- What the task asks -
Count the lines in the entries below that include the word "from". Give nothing but the number.

- Task input -
--- start ---

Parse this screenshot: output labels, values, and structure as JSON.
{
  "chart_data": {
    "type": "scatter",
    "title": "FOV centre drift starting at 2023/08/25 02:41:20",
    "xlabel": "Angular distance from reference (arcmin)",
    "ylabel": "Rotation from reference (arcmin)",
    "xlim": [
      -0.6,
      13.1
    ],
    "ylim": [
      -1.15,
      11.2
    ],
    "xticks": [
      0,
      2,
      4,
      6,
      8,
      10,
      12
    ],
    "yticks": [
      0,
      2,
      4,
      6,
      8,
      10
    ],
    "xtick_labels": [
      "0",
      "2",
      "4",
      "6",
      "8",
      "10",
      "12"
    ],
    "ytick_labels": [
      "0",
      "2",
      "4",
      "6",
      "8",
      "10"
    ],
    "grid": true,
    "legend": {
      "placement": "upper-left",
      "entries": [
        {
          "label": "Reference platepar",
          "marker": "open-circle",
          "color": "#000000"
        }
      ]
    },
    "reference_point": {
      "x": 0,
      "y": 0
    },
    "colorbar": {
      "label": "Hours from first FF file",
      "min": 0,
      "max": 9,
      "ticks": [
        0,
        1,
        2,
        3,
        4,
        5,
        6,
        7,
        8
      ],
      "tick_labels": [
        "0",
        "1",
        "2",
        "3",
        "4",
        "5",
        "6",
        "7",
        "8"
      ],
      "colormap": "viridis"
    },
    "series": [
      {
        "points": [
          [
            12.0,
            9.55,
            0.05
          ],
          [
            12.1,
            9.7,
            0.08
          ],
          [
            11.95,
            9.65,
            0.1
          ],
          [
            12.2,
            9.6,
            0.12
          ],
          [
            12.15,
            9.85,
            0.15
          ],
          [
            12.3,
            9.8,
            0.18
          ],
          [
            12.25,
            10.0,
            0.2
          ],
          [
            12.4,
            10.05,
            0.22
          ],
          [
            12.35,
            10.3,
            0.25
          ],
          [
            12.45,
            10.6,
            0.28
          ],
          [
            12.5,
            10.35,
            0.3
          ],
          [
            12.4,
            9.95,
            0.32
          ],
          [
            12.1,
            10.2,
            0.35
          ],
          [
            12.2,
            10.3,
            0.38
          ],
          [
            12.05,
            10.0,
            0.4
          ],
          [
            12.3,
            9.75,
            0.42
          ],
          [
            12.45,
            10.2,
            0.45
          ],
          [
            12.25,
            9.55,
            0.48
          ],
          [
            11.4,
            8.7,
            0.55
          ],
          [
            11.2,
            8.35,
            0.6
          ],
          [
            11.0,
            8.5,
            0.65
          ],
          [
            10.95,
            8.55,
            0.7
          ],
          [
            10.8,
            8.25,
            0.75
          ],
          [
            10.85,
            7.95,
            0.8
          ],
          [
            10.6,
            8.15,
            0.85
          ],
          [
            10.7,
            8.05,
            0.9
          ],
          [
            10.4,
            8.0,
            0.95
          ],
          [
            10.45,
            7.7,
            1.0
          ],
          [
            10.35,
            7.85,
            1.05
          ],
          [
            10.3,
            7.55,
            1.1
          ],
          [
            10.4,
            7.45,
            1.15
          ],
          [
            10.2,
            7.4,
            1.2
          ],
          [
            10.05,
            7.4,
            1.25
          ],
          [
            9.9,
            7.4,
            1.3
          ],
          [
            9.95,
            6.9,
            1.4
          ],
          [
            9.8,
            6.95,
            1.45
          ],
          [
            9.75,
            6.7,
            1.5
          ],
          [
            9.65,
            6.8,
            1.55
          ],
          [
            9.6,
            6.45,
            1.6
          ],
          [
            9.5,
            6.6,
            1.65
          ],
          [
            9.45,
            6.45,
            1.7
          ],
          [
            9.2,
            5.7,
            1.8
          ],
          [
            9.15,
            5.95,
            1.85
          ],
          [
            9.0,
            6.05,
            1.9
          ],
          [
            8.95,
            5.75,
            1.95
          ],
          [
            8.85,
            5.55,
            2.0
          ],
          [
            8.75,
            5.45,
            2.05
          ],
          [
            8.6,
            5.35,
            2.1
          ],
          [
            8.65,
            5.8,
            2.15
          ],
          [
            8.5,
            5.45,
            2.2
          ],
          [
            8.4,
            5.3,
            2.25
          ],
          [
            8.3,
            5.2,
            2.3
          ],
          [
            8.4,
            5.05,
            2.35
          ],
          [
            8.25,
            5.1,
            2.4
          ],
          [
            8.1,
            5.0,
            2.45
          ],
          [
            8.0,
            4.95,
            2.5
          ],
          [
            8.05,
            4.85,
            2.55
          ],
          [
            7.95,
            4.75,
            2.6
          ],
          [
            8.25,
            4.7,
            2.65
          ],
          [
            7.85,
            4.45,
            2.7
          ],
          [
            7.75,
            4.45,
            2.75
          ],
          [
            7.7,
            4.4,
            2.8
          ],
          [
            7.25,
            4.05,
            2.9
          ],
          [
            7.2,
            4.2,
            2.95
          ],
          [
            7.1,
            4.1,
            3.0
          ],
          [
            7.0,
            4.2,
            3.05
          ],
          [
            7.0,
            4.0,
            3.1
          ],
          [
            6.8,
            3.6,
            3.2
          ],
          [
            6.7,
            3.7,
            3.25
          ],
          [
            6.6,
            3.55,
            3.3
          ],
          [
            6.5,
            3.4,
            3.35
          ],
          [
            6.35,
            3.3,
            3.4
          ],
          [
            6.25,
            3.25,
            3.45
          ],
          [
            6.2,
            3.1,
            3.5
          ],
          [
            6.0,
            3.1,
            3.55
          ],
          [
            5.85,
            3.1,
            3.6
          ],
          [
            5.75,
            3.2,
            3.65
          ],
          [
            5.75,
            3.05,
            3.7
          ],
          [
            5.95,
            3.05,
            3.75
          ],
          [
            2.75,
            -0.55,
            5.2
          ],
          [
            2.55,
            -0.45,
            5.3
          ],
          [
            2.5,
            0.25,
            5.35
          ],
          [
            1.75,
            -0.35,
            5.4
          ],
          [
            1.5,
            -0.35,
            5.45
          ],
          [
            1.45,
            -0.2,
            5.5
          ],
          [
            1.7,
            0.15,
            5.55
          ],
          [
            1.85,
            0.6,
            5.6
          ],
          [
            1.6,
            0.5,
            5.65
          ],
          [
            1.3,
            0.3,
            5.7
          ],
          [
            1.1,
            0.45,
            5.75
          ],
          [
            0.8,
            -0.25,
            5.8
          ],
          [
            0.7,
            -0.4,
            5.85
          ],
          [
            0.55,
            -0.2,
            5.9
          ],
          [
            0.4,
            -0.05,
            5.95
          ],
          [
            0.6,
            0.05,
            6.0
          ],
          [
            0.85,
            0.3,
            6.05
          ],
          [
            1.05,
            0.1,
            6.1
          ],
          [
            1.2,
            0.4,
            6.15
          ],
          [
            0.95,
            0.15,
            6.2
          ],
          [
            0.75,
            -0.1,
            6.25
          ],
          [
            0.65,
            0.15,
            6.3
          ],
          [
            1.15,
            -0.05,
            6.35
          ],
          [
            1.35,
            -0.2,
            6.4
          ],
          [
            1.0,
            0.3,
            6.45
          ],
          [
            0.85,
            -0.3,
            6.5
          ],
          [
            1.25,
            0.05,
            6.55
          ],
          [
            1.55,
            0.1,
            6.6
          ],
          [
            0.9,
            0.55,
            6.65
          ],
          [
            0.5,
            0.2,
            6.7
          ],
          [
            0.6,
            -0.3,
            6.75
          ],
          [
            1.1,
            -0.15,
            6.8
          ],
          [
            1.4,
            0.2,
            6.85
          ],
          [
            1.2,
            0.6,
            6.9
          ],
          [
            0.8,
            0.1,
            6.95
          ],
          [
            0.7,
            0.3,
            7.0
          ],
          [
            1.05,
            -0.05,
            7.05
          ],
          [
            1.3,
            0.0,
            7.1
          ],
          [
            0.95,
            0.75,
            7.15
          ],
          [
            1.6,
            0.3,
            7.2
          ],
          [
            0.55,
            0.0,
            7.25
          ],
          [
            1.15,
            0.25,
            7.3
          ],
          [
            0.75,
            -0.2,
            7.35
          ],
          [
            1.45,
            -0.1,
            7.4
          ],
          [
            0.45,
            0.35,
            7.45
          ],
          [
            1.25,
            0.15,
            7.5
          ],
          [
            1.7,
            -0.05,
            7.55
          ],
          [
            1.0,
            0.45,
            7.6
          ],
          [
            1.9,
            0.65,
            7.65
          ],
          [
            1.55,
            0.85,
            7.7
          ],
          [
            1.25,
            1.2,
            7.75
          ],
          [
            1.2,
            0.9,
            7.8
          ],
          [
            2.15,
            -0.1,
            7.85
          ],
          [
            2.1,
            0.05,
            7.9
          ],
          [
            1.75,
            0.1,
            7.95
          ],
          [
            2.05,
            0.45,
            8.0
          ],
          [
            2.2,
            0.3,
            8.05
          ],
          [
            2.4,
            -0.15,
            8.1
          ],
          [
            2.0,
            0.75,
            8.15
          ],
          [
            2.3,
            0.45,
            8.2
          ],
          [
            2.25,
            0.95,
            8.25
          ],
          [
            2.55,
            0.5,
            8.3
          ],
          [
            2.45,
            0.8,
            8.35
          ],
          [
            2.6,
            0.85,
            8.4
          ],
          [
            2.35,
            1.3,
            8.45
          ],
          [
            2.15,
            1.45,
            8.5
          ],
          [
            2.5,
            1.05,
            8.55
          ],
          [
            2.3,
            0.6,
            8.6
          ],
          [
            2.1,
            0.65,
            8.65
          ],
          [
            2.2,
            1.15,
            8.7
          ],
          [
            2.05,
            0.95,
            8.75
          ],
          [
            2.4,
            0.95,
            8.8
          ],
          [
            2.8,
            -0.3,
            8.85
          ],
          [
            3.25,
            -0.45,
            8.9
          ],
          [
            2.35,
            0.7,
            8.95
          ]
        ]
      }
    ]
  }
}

--- end ---

- Answer -
3